═══ Materials provided ═══
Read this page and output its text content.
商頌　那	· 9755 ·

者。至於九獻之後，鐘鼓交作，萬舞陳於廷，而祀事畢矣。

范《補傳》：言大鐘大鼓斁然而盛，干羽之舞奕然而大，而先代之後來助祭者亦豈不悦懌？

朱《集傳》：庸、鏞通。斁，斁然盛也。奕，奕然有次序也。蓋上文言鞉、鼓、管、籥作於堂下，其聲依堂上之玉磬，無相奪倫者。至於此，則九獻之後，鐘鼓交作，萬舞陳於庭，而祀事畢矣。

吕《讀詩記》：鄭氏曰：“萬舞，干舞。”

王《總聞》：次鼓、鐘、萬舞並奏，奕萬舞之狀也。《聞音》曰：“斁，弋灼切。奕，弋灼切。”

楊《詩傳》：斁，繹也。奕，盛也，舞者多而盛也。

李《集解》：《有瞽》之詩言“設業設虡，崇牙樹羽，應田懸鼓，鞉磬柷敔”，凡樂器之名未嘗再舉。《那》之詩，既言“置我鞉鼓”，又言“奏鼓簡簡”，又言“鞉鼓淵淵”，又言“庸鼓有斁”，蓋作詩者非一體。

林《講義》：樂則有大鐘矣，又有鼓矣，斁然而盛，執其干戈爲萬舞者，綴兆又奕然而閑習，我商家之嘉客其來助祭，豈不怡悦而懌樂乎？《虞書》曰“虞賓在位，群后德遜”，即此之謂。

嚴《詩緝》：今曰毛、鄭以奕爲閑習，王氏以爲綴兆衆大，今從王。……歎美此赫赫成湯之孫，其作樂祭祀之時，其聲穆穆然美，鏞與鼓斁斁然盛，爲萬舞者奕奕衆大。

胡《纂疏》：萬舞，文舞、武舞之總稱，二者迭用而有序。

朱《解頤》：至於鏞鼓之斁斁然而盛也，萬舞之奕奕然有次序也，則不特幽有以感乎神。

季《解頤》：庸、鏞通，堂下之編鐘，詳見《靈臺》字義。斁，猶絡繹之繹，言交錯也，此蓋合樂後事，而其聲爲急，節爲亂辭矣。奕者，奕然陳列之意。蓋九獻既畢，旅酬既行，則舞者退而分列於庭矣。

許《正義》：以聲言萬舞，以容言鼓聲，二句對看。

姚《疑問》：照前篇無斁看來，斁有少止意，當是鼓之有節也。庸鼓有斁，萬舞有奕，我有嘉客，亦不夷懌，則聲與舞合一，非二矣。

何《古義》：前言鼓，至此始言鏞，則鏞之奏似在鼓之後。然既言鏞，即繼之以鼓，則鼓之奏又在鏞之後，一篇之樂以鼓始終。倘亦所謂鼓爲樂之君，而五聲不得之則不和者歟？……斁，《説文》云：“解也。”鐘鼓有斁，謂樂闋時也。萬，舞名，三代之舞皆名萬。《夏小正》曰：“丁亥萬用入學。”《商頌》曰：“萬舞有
═══
Tally the lines of the records holding the word "鐘鼓交作", then state only the tally.

▶ Solved exercise: 2